━━━ ТЕКСТОВЫЙ БЛОК ━━━

В качестве первичных элементов правовой структуры Алексеев указывает на три элемента: субъект (индивид или группа, которые способны распознавать и признавать правовые ценности), сами ценности (справедливость и т. п.), субъективные права и обязанности (через которые реализуются акты признания ценности). Нужно отметить, что для Алексеева именно восприятие ценности является ключевым моментом правового общения. От морали и религии право отличается по глубине такого восприятия — если в морали ценности переживаются через чувства, эмоции, то для права характерно преимущественно интеллектуальное восприятие — признание ценностей. Именно через взаимное признание ценностей происходит установление правовых связей между людьми.

В конце 20-х годов Алексеев сближается с евразийцами, участвует в нескольких сборниках, где публикует статьи, касающиеся преимущественно теории государства. Мыслитель разрабатывает концепцию «гарантийного государства», обеспечивающего осуществление некоторых постоянных целей и задач и в этом смысле противостоящее либеральному государству, ограничивающему свою деятельность защитой прав граждан. В частности, государство должно блюсти веру, защищать правду. Для этого государство, охраняя необходимую для экономической жизни сферу свободной инициативы и конкуренции, должно регулировать и контролировать ее с точки зрения интересов целого, тем самым осуществлять государственночастную систему хозяйствования. В основе такого государства лежит единая государственная идея, «идея-правительница», стабилизирующая общественное мнение и формирующая господствующую идеологию общества.

━━━ ИСХОДНЫЙ ФРАГМЕНТ ━━━

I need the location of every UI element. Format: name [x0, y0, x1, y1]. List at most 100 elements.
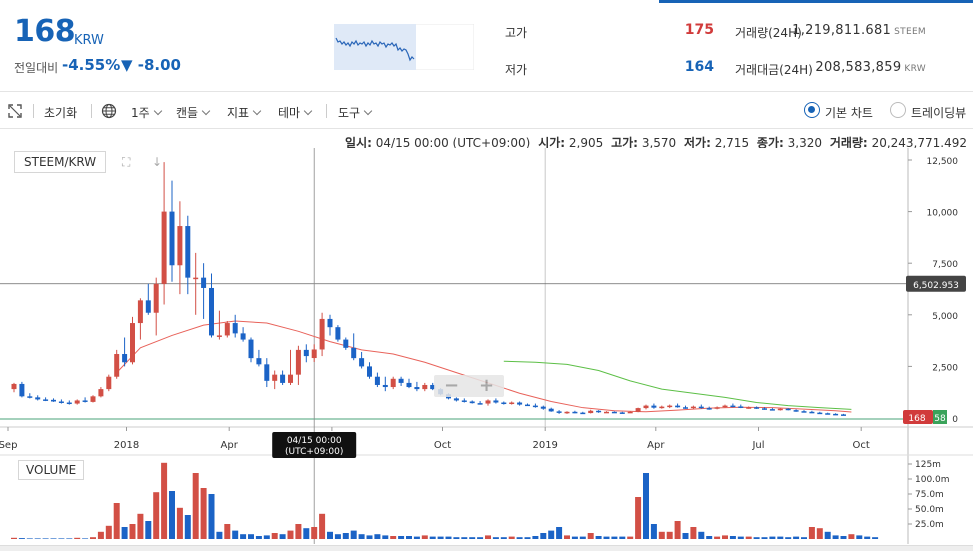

━━━

# ФОРМУЛИРОВКА ЗАДАНИЯ
Дословно перепишите из текста о взглядах Алексеева на право и государство фрагмент от «В конце 20-х годов» до «господствующую идеологию общества.».

# ОТВЕТ К УПРАЖНЕНИЮ
В конце 20-х годов Алексеев сближается с евразийцами, участвует в нескольких сборниках, где публикует статьи, касающиеся преимущественно теории государства. Мыслитель разрабатывает концепцию «гарантийного государства», обеспечивающего осуществление некоторых постоянных целей и задач и в этом смысле противостоящее либеральному государству, ограничивающему свою деятельность защитой прав граждан. В частности, государство должно блюсти веру, защищать правду. Для этого государство, охраняя необходимую для экономической жизни сферу свободной инициативы и конкуренции, должно регулировать и контролировать ее с точки зрения интересов целого, тем самым осуществлять государственночастную систему хозяйствования. В основе такого государства лежит единая государственная идея, «идея-правительница», стабилизирующая общественное мнение и формирующая господствующую идеологию общества.